**Stated exercise:** Leave out any pictures and transcribe all other data below exactly.

**Material:**

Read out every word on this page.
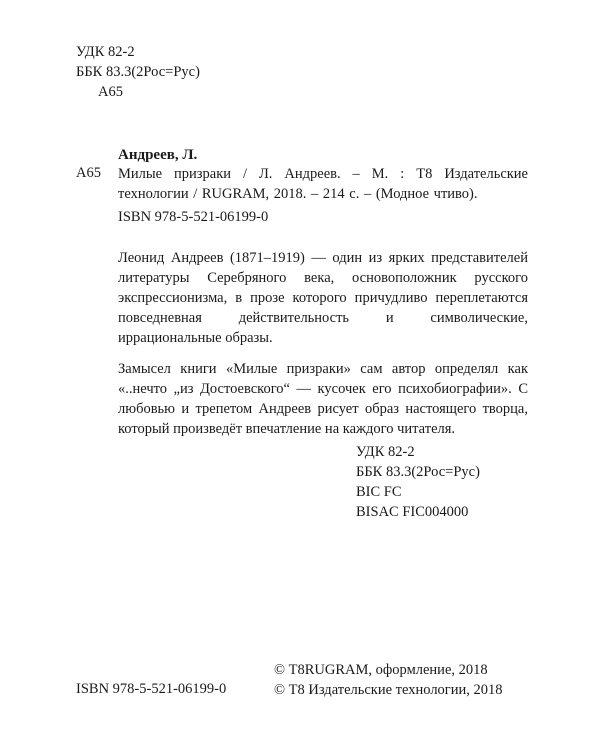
УДК 82-2
ББК 83.3(2Рос=Рус)
А65
Андреев, Л.
А65 Милые призраки / Л. Андреев. – М. : Т8 Издательские технологии / RUGRAM, 2018. – 214 с. – (Модное чтиво).
ISBN 978-5-521-06199-0

Леонид Андреев (1871–1919) — один из ярких представителей литературы Серебряного века, основоположник русского экспрессионизма, в прозе которого причудливо переплетаются повседневная действительность и символические, иррациональные образы.

Замысел книги «Милые призраки» сам автор определял как «..нечто „из Достоевского“ — кусочек его психобиографии». С любовью и трепетом Андреев рисует образ настоящего творца, который произведёт впечатление на каждого читателя.

УДК 82-2
ББК 83.3(2Рос=Рус)
BIC FC
BISAC FIC004000
© Т8RUGRAM, оформление, 2018
© Т8 Издательские технологии, 2018
ISBN 978-5-521-06199-0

**Task solution:**
Read out every word on this page.
УДК 82-2
ББК 83.3(2Рос=Рус)
А65
Андреев, Л.
А65 Милые призраки / Л. Андреев. – М. : Т8 Издательские технологии / RUGRAM, 2018. – 214 с. – (Модное чтиво).
ISBN 978-5-521-06199-0

Леонид Андреев (1871–1919) — один из ярких представителей литературы Серебряного века, основоположник русского экспрессионизма, в прозе которого причудливо переплетаются повседневная действительность и символические, иррациональные образы.

Замысел книги «Милые призраки» сам автор определял как «..нечто „из Достоевского“ — кусочек его психобиографии». С любовью и трепетом Андреев рисует образ настоящего творца, который произведёт впечатление на каждого читателя.

УДК 82-2
ББК 83.3(2Рос=Рус)
BIC FC
BISAC FIC004000
© Т8RUGRAM, оформление, 2018
© Т8 Издательские технологии, 2018
ISBN 978-5-521-06199-0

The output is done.